» MATERIAL SUPPLIED:
● ● ● ● ●

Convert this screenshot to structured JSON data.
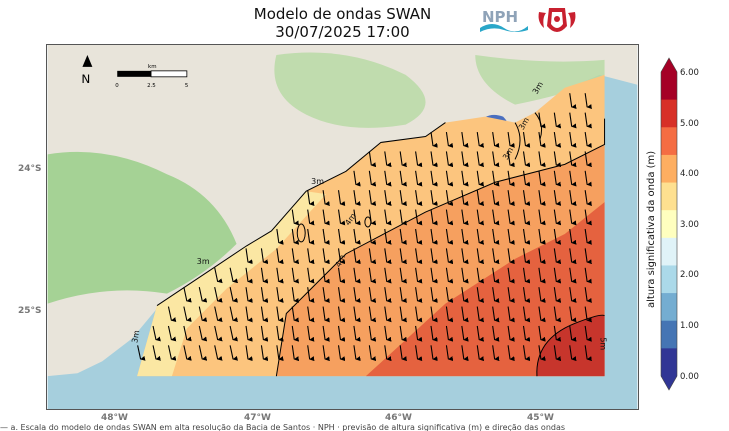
{
  "title": {
    "line1": "Modelo de ondas SWAN",
    "line2": "30/07/2025 17:00"
  },
  "logo_nph": {
    "text": "NPH"
  },
  "map": {
    "north_label": "N",
    "scale_unit": "km",
    "scale_ticks": [
      "0",
      "2.5",
      "5"
    ],
    "lat_labels": [
      "24°S",
      "25°S"
    ],
    "lon_labels": [
      "48°W",
      "47°W",
      "46°W",
      "45°W"
    ],
    "contour_labels": [
      "3m",
      "3m",
      "3m",
      "3m",
      "3m",
      "3m",
      "4m",
      "4m",
      "5m"
    ]
  },
  "colorbar": {
    "title": "altura significativa da onda (m)",
    "ticks": [
      "6.00",
      "5.00",
      "4.00",
      "3.00",
      "2.00",
      "1.00",
      "0.00"
    ],
    "colors": [
      "#313695",
      "#4575b4",
      "#74add1",
      "#abd9e9",
      "#e0f3f8",
      "#ffffbf",
      "#fee090",
      "#fdae61",
      "#f46d43",
      "#d73027",
      "#a50026"
    ]
  },
  "footer": {
    "text": "— a. Escala do modelo de ondas SWAN em alta resolução da Bacia de Santos · NPH · previsão de altura significativa (m) e direção das ondas"
  }
}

● ● ● ● ●

Can you restate all the records above word for word while dropping the pictures?

Convert this screenshot to structured JSON data.
{
  "title": {
    "line1": "Modelo de ondas SWAN",
    "line2": "30/07/2025 17:00"
  },
  "logo_nph": {
    "text": "NPH"
  },
  "map": {
    "north_label": "N",
    "scale_unit": "km",
    "scale_ticks": [
      "0",
      "2.5",
      "5"
    ],
    "lat_labels": [
      "24°S",
      "25°S"
    ],
    "lon_labels": [
      "48°W",
      "47°W",
      "46°W",
      "45°W"
    ],
    "contour_labels": [
      "3m",
      "3m",
      "3m",
      "3m",
      "3m",
      "3m",
      "4m",
      "4m",
      "5m"
    ]
  },
  "colorbar": {
    "title": "altura significativa da onda (m)",
    "ticks": [
      "6.00",
      "5.00",
      "4.00",
      "3.00",
      "2.00",
      "1.00",
      "0.00"
    ],
    "colors": [
      "#313695",
      "#4575b4",
      "#74add1",
      "#abd9e9",
      "#e0f3f8",
      "#ffffbf",
      "#fee090",
      "#fdae61",
      "#f46d43",
      "#d73027",
      "#a50026"
    ]
  },
  "footer": {
    "text": "— a. Escala do modelo de ondas SWAN em alta resolução da Bacia de Santos · NPH · previsão de altura significativa (m) e direção das ondas"
  }
}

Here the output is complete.